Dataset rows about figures

:::::

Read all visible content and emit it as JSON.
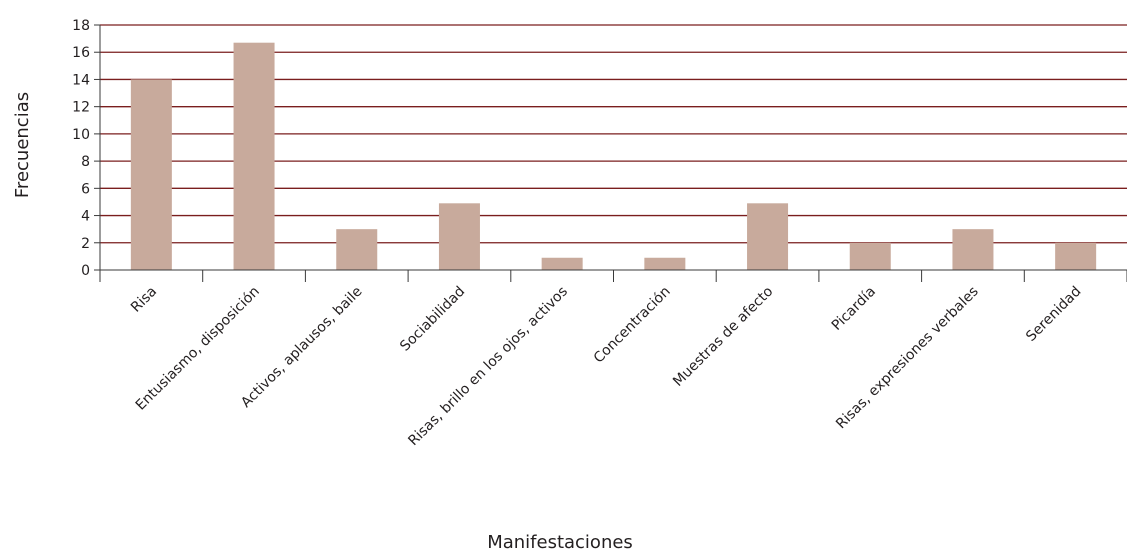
{
  "chart_data": {
    "type": "bar",
    "categories": [
      "Risa",
      "Entusiasmo, disposición",
      "Activos, aplausos, baile",
      "Sociabilidad",
      "Risas, brillo en los ojos, activos",
      "Concentración",
      "Muestras de afecto",
      "Picardía",
      "Risas, expresiones verbales",
      "Serenidad"
    ],
    "values": [
      14,
      16.7,
      3,
      4.9,
      0.9,
      0.9,
      4.9,
      2,
      3,
      2
    ],
    "xlabel": "Manifestaciones",
    "ylabel": "Frecuencias",
    "ylim": [
      0,
      18
    ],
    "yticks": [
      "0",
      "2",
      "4",
      "6",
      "8",
      "10",
      "12",
      "14",
      "16",
      "18"
    ],
    "grid": true,
    "bar_color": "#c8aa9c",
    "grid_color": "#7a1e1e",
    "axis_color": "#3a3a3a"
  }
}
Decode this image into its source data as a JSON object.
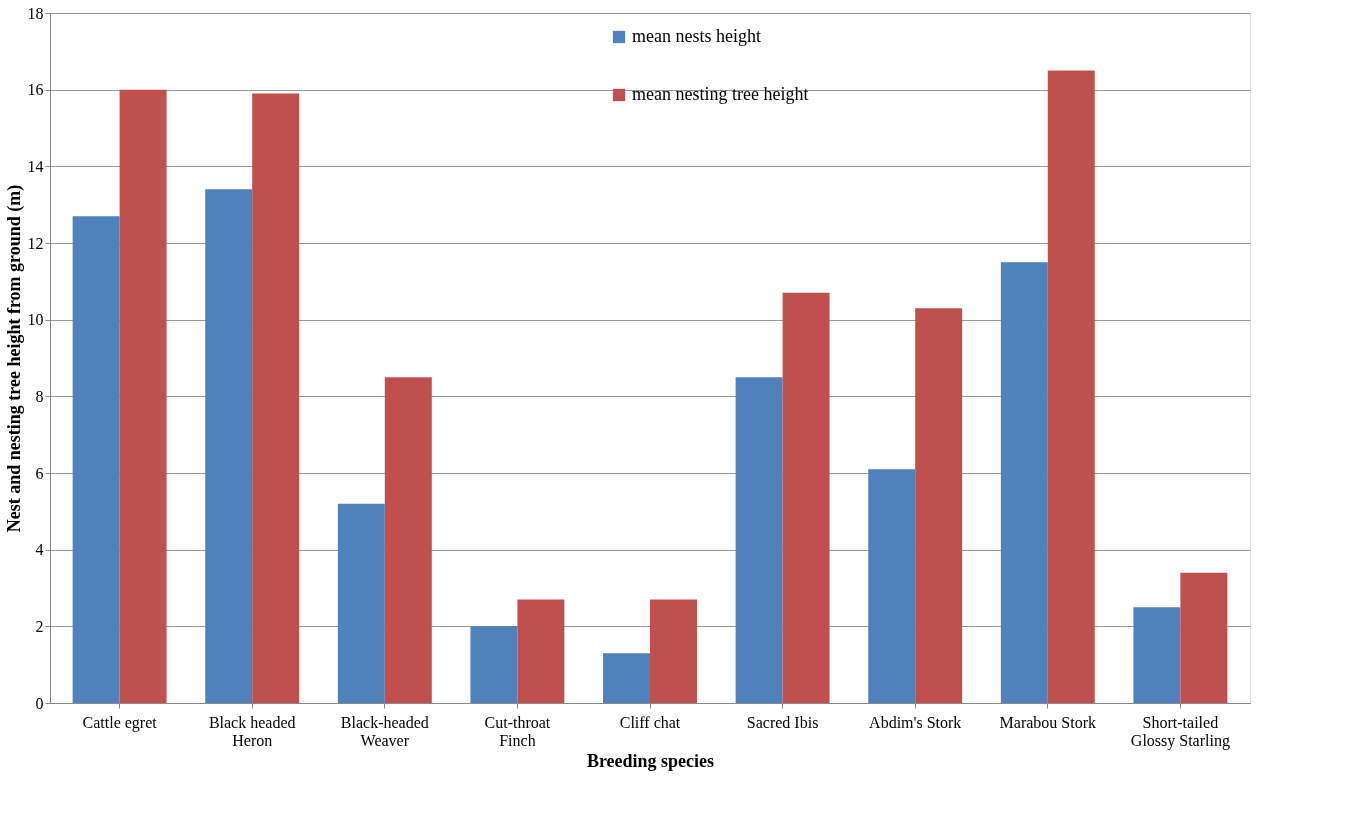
{
  "chart_data": {
    "type": "bar",
    "xlabel": "Breeding species",
    "ylabel": "Nest and nesting tree height from ground (m)",
    "categories": [
      "Cattle egret",
      "Black headed\nHeron",
      "Black-headed\nWeaver",
      "Cut-throat\nFinch",
      "Cliff chat",
      "Sacred Ibis",
      "Abdim's Stork",
      "Marabou Stork",
      "Short-tailed\nGlossy Starling"
    ],
    "series": [
      {
        "name": "mean nests height",
        "color": "#4f81bd",
        "values": [
          12.7,
          13.4,
          5.2,
          2.0,
          1.3,
          8.5,
          6.1,
          11.5,
          2.5
        ]
      },
      {
        "name": "mean nesting tree height",
        "color": "#c0504d",
        "values": [
          16.0,
          15.9,
          8.5,
          2.7,
          2.7,
          10.7,
          10.3,
          16.5,
          3.4
        ]
      }
    ],
    "ylim": [
      0,
      18
    ],
    "yticks": [
      0,
      2,
      4,
      6,
      8,
      10,
      12,
      14,
      16,
      18
    ],
    "grid": "y",
    "legend": "top"
  }
}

:::::

**Task description**: Your task is to return the entries above exactly, with no pictures.

**Complete answer**:
Read all visible content and emit it as JSON.
{
  "chart_data": {
    "type": "bar",
    "categories": [
      "Risa",
      "Entusiasmo, disposición",
      "Activos, aplausos, baile",
      "Sociabilidad",
      "Risas, brillo en los ojos, activos",
      "Concentración",
      "Muestras de afecto",
      "Picardía",
      "Risas, expresiones verbales",
      "Serenidad"
    ],
    "values": [
      14,
      16.7,
      3,
      4.9,
      0.9,
      0.9,
      4.9,
      2,
      3,
      2
    ],
    "xlabel": "Manifestaciones",
    "ylabel": "Frecuencias",
    "ylim": [
      0,
      18
    ],
    "yticks": [
      "0",
      "2",
      "4",
      "6",
      "8",
      "10",
      "12",
      "14",
      "16",
      "18"
    ],
    "grid": true,
    "bar_color": "#c8aa9c",
    "grid_color": "#7a1e1e",
    "axis_color": "#3a3a3a"
  }
}
Decode this image into its source data as a JSON object.
{
  "chart_data": {
    "type": "bar",
    "xlabel": "Breeding species",
    "ylabel": "Nest and nesting tree height from ground (m)",
    "categories": [
      "Cattle egret",
      "Black headed\nHeron",
      "Black-headed\nWeaver",
      "Cut-throat\nFinch",
      "Cliff chat",
      "Sacred Ibis",
      "Abdim's Stork",
      "Marabou Stork",
      "Short-tailed\nGlossy Starling"
    ],
    "series": [
      {
        "name": "mean nests height",
        "color": "#4f81bd",
        "values": [
          12.7,
          13.4,
          5.2,
          2.0,
          1.3,
          8.5,
          6.1,
          11.5,
          2.5
        ]
      },
      {
        "name": "mean nesting tree height",
        "color": "#c0504d",
        "values": [
          16.0,
          15.9,
          8.5,
          2.7,
          2.7,
          10.7,
          10.3,
          16.5,
          3.4
        ]
      }
    ],
    "ylim": [
      0,
      18
    ],
    "yticks": [
      0,
      2,
      4,
      6,
      8,
      10,
      12,
      14,
      16,
      18
    ],
    "grid": "y",
    "legend": "top"
  }
}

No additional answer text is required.